**REQUIREMENTS:**
Extract every line below that contains the word "title".

-- Begin RECORDS TO PROCESS --

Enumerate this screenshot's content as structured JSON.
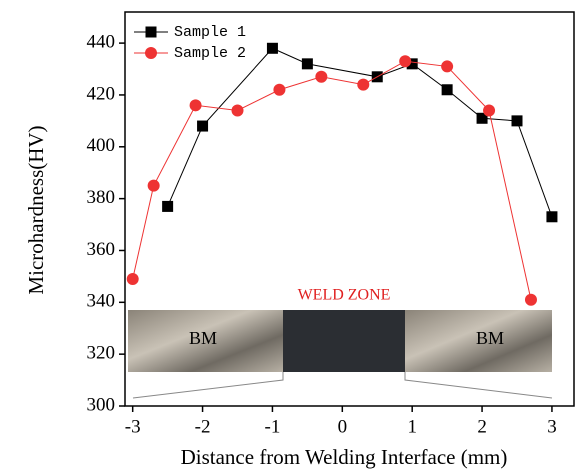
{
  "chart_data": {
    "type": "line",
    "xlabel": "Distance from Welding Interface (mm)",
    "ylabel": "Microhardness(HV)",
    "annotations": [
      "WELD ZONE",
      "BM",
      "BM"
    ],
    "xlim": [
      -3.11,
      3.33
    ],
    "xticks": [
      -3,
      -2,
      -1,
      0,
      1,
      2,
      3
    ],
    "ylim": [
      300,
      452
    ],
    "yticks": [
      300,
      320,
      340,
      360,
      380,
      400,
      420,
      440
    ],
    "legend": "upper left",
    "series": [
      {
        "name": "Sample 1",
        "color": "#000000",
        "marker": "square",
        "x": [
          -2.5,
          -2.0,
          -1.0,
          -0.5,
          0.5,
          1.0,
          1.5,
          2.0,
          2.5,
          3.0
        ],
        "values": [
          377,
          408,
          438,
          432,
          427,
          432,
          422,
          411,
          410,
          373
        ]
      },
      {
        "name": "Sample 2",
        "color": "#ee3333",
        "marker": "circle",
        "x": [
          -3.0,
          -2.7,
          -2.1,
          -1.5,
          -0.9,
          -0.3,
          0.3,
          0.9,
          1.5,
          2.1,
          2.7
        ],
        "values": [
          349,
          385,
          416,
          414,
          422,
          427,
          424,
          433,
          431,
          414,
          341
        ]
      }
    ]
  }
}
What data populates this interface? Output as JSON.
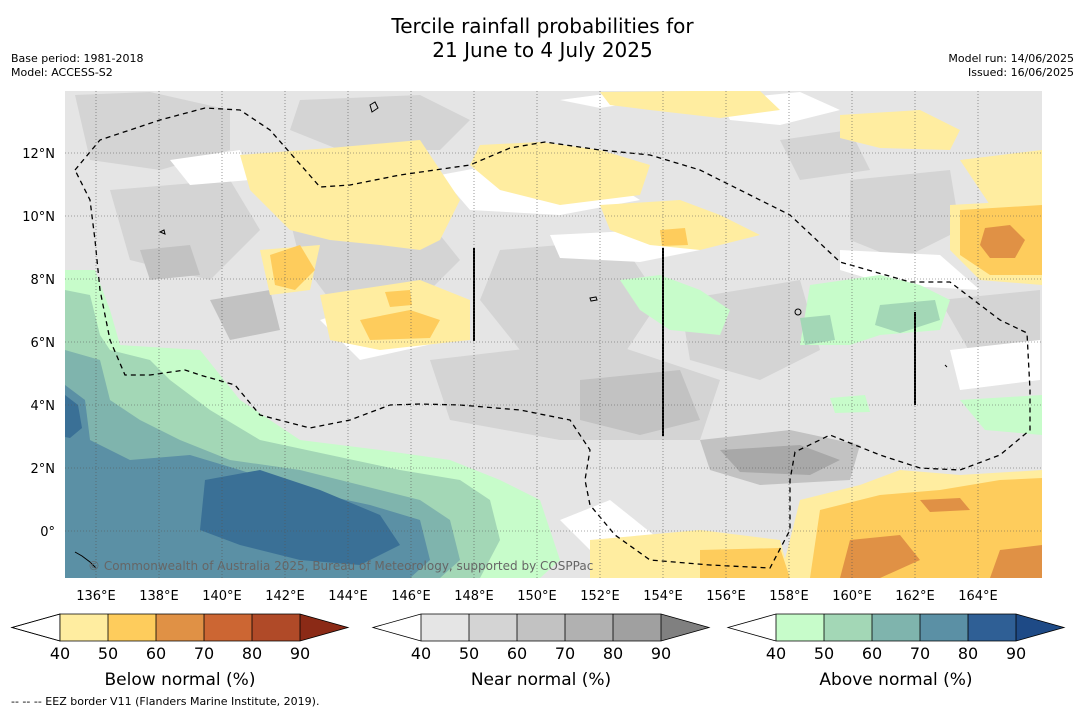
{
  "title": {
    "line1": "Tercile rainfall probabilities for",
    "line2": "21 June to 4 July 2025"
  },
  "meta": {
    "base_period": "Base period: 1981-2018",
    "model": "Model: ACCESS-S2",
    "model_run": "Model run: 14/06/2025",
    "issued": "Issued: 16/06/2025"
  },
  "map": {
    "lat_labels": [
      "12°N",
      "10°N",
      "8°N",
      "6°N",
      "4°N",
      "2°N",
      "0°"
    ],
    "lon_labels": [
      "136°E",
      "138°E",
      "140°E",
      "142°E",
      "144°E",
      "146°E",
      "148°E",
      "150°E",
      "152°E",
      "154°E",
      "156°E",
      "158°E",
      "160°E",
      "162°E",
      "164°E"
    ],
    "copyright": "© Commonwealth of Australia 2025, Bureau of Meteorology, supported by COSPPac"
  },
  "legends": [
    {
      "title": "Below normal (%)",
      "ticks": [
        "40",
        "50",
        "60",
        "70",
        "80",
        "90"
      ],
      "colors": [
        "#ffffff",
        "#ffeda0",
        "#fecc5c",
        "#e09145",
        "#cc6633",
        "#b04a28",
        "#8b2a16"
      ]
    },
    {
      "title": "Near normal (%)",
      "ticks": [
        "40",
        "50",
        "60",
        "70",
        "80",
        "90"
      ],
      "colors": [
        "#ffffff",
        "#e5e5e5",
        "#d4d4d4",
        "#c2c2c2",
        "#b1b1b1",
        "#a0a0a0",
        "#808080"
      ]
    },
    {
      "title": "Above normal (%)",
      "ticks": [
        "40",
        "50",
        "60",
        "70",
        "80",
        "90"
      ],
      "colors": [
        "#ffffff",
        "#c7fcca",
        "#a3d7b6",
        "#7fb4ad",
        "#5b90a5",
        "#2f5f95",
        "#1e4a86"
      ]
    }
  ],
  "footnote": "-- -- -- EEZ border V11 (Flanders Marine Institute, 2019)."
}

-- End RECORDS TO PROCESS --
-- Begin RECORDS TO PROCESS --

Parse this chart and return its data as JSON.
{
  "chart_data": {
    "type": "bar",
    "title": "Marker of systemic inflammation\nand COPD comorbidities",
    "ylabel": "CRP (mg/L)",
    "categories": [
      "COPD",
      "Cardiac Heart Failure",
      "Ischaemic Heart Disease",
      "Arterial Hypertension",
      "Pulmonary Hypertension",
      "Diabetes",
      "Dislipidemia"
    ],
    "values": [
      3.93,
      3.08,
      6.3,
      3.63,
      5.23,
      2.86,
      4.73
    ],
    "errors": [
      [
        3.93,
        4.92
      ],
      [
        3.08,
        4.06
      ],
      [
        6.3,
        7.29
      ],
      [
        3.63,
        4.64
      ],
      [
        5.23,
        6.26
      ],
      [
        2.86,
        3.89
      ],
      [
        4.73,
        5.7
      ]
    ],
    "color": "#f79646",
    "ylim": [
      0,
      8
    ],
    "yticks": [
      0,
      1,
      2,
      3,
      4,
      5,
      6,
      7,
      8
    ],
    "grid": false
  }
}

-- End RECORDS TO PROCESS --

**EXPECTED ANSWER:**
  "title": {
      "title": "Below normal (%)",
      "title": "Near normal (%)",
      "title": "Above normal (%)",
    "title": "Marker of systemic inflammation\nand COPD comorbidities",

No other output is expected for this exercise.